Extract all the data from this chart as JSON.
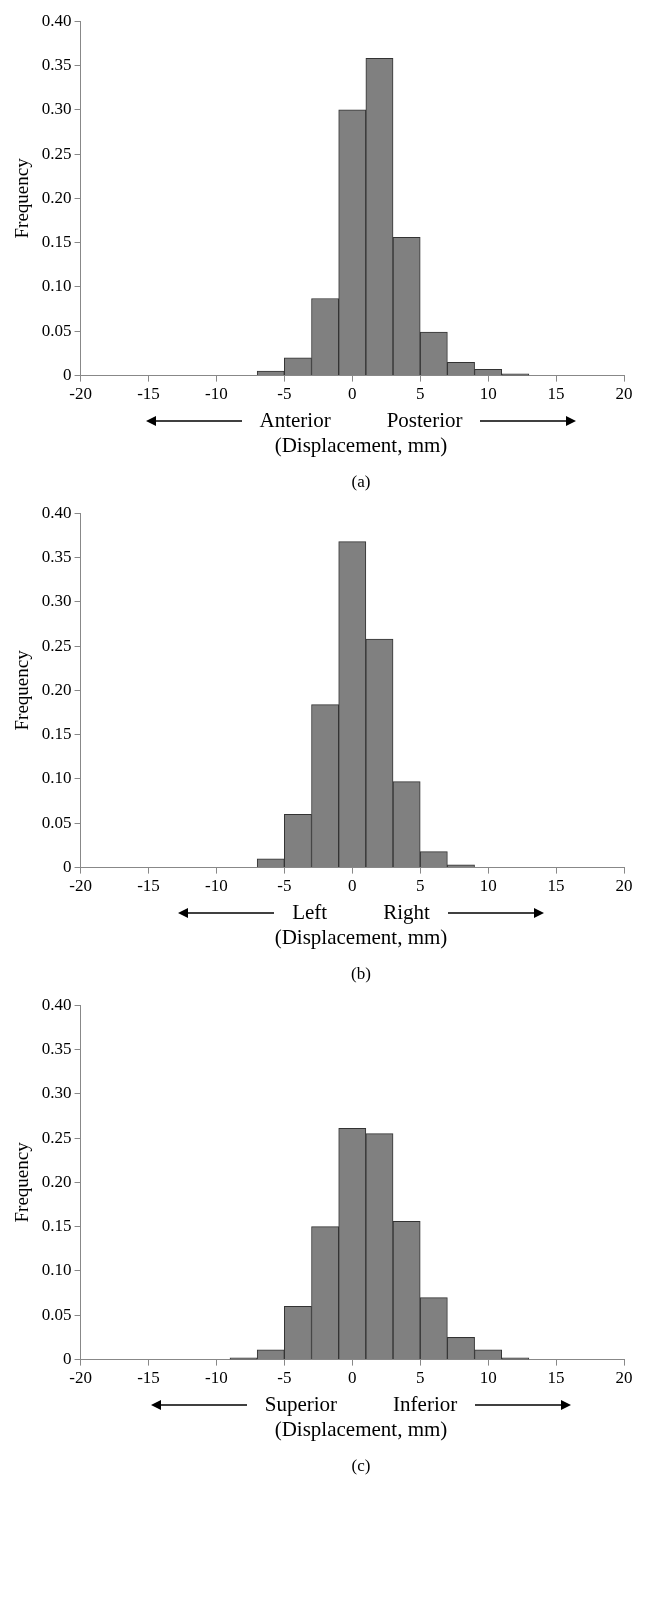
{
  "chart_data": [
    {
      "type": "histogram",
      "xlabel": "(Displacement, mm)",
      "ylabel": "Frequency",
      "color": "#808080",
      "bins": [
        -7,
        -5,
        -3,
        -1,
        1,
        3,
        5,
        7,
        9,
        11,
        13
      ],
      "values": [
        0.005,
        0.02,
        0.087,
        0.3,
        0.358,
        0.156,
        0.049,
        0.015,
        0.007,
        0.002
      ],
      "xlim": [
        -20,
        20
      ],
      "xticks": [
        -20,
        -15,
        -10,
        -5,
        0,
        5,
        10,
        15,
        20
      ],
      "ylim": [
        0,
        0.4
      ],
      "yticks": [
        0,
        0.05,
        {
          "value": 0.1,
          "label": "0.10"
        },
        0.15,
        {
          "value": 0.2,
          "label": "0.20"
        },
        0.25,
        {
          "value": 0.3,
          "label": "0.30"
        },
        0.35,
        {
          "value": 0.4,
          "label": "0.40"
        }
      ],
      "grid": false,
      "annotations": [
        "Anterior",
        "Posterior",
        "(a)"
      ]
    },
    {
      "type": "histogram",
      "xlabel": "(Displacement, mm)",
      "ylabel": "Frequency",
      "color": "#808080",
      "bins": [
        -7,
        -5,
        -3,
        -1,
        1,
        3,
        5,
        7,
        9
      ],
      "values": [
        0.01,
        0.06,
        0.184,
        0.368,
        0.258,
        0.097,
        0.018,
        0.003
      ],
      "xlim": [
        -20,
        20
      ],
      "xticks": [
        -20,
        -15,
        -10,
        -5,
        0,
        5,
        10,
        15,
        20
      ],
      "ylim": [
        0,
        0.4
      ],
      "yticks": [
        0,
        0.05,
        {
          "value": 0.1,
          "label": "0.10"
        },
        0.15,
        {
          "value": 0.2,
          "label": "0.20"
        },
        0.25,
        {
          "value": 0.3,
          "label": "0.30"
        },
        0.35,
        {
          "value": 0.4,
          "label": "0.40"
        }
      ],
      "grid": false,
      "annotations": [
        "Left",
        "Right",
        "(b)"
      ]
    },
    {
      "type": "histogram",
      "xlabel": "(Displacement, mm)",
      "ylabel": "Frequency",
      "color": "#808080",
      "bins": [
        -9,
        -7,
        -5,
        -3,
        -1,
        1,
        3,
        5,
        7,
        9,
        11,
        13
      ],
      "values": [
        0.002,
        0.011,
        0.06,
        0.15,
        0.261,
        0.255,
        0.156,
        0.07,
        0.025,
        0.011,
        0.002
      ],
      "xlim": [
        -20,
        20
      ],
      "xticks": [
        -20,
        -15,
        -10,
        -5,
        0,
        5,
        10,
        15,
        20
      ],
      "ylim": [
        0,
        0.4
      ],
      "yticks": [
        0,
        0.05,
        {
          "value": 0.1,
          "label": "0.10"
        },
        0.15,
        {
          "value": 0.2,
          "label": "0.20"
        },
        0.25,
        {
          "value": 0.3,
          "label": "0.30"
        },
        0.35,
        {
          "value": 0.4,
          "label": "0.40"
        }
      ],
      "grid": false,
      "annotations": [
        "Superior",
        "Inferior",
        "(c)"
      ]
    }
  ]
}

★ ★ ★

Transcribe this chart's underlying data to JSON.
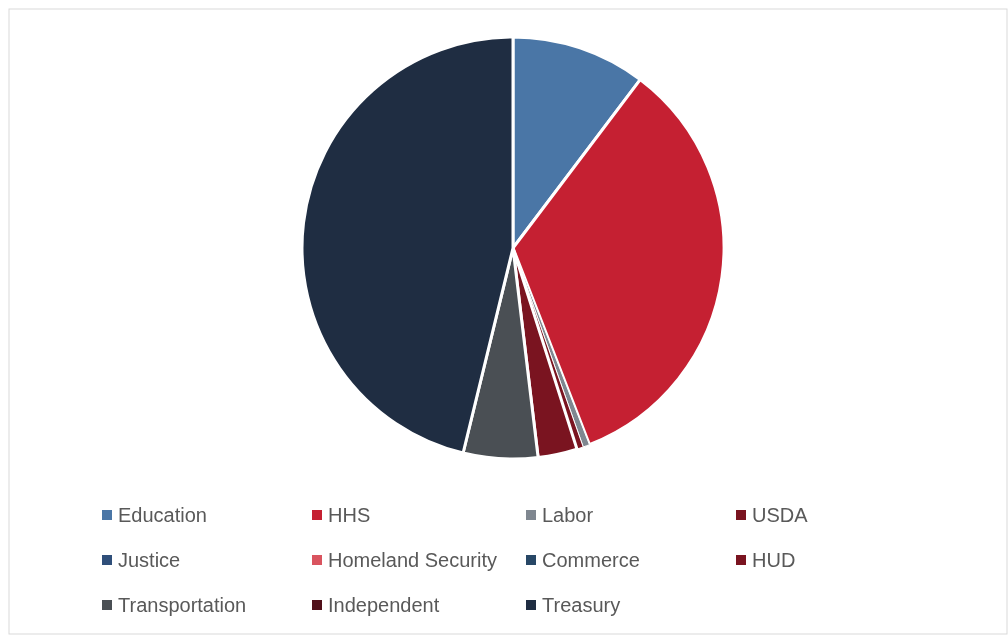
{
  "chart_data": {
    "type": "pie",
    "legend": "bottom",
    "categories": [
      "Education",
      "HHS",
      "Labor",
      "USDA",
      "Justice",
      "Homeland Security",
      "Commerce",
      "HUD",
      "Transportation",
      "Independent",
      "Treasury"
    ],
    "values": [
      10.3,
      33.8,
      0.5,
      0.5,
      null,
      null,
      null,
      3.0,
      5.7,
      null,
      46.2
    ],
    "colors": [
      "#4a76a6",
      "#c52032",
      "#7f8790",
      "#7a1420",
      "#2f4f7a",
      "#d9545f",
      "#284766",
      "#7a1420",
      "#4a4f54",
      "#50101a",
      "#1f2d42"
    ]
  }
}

★ ★ ★

Read through the lines above and collect those that contain the string "JSON".

Task solution:
Extract all the data from this chart as JSON.
Transcribe this chart's underlying data to JSON.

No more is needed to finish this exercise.